>> start DATA TO USE

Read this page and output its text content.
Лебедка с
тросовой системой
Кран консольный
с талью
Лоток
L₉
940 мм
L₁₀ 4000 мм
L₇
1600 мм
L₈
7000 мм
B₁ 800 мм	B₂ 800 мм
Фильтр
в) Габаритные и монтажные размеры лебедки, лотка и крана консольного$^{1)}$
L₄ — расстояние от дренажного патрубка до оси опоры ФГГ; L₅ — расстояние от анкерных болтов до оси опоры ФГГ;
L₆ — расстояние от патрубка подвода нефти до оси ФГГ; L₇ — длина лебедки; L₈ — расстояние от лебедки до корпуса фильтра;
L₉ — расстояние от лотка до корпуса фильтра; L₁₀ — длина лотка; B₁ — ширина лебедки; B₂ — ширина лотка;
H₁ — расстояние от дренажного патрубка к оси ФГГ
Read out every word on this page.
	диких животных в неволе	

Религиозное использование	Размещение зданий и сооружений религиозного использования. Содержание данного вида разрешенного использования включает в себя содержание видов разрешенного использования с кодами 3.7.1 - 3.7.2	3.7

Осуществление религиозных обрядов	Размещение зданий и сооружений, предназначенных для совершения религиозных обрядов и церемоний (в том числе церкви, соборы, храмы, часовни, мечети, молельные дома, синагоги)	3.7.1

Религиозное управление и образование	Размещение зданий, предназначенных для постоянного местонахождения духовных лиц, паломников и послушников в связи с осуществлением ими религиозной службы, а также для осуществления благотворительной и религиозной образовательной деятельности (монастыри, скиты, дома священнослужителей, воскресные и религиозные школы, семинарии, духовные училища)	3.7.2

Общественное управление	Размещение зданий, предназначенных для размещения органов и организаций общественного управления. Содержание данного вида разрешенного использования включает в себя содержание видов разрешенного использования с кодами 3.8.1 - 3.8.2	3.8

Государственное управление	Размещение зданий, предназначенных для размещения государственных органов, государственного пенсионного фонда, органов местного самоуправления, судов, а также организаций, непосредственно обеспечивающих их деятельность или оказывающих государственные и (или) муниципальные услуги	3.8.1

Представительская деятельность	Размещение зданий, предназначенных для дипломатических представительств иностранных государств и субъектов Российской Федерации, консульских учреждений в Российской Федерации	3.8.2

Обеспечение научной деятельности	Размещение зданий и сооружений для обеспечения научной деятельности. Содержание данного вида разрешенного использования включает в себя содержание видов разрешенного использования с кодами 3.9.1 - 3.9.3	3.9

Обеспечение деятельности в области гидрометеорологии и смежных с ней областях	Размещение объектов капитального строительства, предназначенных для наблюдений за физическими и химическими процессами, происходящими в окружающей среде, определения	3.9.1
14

>> end DATA TO USE

◆ WRITTEN TASK ◆
Copy every line in the listing above where the string "this" turns up.

◆ FULL RESPONSE ◆
Read this page and output its text content.
Read out every word on this page.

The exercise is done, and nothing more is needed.